● EXERCISE MATERIALS:
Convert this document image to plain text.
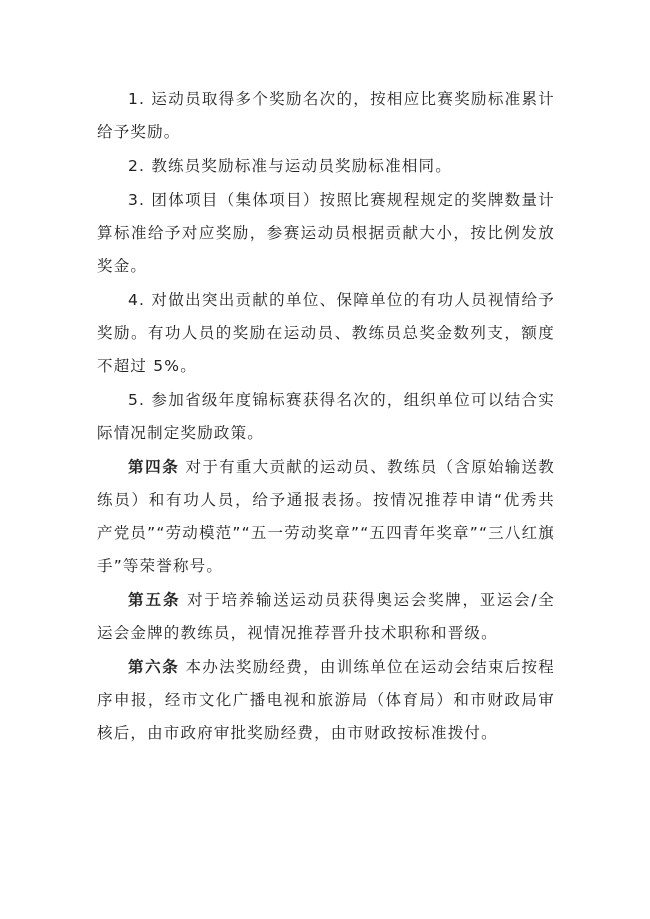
1. 运动员取得多个奖励名次的，按相应比赛奖励标准累计给予奖励。

2. 教练员奖励标准与运动员奖励标准相同。

3. 团体项目（集体项目）按照比赛规程规定的奖牌数量计算标准给予对应奖励，参赛运动员根据贡献大小，按比例发放奖金。

4. 对做出突出贡献的单位、保障单位的有功人员视情给予奖励。有功人员的奖励在运动员、教练员总奖金数列支，额度不超过 5%。

5. 参加省级年度锦标赛获得名次的，组织单位可以结合实际情况制定奖励政策。

第四条 对于有重大贡献的运动员、教练员（含原始输送教练员）和有功人员，给予通报表扬。按情况推荐申请“优秀共产党员”“劳动模范”“五一劳动奖章”“五四青年奖章”“三八红旗手”等荣誉称号。

第五条 对于培养输送运动员获得奥运会奖牌，亚运会/全运会金牌的教练员，视情况推荐晋升技术职称和晋级。

第六条 本办法奖励经费，由训练单位在运动会结束后按程序申报，经市文化广播电视和旅游局（体育局）和市财政局审核后，由市政府审批奖励经费，由市财政按标准拨付。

● PROBLEM DETAILS:
Repeat the data exactly, without the pictures.

● FINAL RESULT:
Convert this document image to plain text.
1. 运动员取得多个奖励名次的，按相应比赛奖励标准累计给予奖励。

2. 教练员奖励标准与运动员奖励标准相同。

3. 团体项目（集体项目）按照比赛规程规定的奖牌数量计算标准给予对应奖励，参赛运动员根据贡献大小，按比例发放奖金。

4. 对做出突出贡献的单位、保障单位的有功人员视情给予奖励。有功人员的奖励在运动员、教练员总奖金数列支，额度不超过 5%。

5. 参加省级年度锦标赛获得名次的，组织单位可以结合实际情况制定奖励政策。

第四条 对于有重大贡献的运动员、教练员（含原始输送教练员）和有功人员，给予通报表扬。按情况推荐申请“优秀共产党员”“劳动模范”“五一劳动奖章”“五四青年奖章”“三八红旗手”等荣誉称号。

第五条 对于培养输送运动员获得奥运会奖牌，亚运会/全运会金牌的教练员，视情况推荐晋升技术职称和晋级。

第六条 本办法奖励经费，由训练单位在运动会结束后按程序申报，经市文化广播电视和旅游局（体育局）和市财政局审核后，由市政府审批奖励经费，由市财政按标准拨付。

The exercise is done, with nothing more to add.